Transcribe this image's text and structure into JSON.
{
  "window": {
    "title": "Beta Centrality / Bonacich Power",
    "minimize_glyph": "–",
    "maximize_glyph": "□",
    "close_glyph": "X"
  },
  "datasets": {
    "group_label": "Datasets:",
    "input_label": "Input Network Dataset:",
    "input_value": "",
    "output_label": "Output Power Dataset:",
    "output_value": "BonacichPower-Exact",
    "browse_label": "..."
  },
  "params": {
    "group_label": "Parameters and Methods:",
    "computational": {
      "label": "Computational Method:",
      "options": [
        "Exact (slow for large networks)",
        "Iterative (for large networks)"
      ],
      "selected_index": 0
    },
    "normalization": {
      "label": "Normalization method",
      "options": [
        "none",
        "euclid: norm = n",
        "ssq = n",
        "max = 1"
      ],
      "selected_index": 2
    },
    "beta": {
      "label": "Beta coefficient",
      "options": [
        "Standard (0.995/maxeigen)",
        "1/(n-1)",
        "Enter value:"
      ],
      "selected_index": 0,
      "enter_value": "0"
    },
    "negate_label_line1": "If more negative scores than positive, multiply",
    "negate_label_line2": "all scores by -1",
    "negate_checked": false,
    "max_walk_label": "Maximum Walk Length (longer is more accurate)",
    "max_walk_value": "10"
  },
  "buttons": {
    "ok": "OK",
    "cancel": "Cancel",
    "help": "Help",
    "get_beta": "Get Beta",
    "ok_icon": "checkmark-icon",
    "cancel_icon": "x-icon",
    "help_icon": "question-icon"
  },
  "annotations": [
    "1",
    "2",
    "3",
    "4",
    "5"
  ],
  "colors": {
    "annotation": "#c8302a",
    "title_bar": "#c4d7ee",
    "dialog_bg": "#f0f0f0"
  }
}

****************

■ **Set problem**
Every line of the data above should be reproduced word for word.

■ **The output**
Transcribe this image's text and structure into JSON.
{
  "window": {
    "title": "Beta Centrality / Bonacich Power",
    "minimize_glyph": "–",
    "maximize_glyph": "□",
    "close_glyph": "X"
  },
  "datasets": {
    "group_label": "Datasets:",
    "input_label": "Input Network Dataset:",
    "input_value": "",
    "output_label": "Output Power Dataset:",
    "output_value": "BonacichPower-Exact",
    "browse_label": "..."
  },
  "params": {
    "group_label": "Parameters and Methods:",
    "computational": {
      "label": "Computational Method:",
      "options": [
        "Exact (slow for large networks)",
        "Iterative (for large networks)"
      ],
      "selected_index": 0
    },
    "normalization": {
      "label": "Normalization method",
      "options": [
        "none",
        "euclid: norm = n",
        "ssq = n",
        "max = 1"
      ],
      "selected_index": 2
    },
    "beta": {
      "label": "Beta coefficient",
      "options": [
        "Standard (0.995/maxeigen)",
        "1/(n-1)",
        "Enter value:"
      ],
      "selected_index": 0,
      "enter_value": "0"
    },
    "negate_label_line1": "If more negative scores than positive, multiply",
    "negate_label_line2": "all scores by -1",
    "negate_checked": false,
    "max_walk_label": "Maximum Walk Length (longer is more accurate)",
    "max_walk_value": "10"
  },
  "buttons": {
    "ok": "OK",
    "cancel": "Cancel",
    "help": "Help",
    "get_beta": "Get Beta",
    "ok_icon": "checkmark-icon",
    "cancel_icon": "x-icon",
    "help_icon": "question-icon"
  },
  "annotations": [
    "1",
    "2",
    "3",
    "4",
    "5"
  ],
  "colors": {
    "annotation": "#c8302a",
    "title_bar": "#c4d7ee",
    "dialog_bg": "#f0f0f0"
  }
}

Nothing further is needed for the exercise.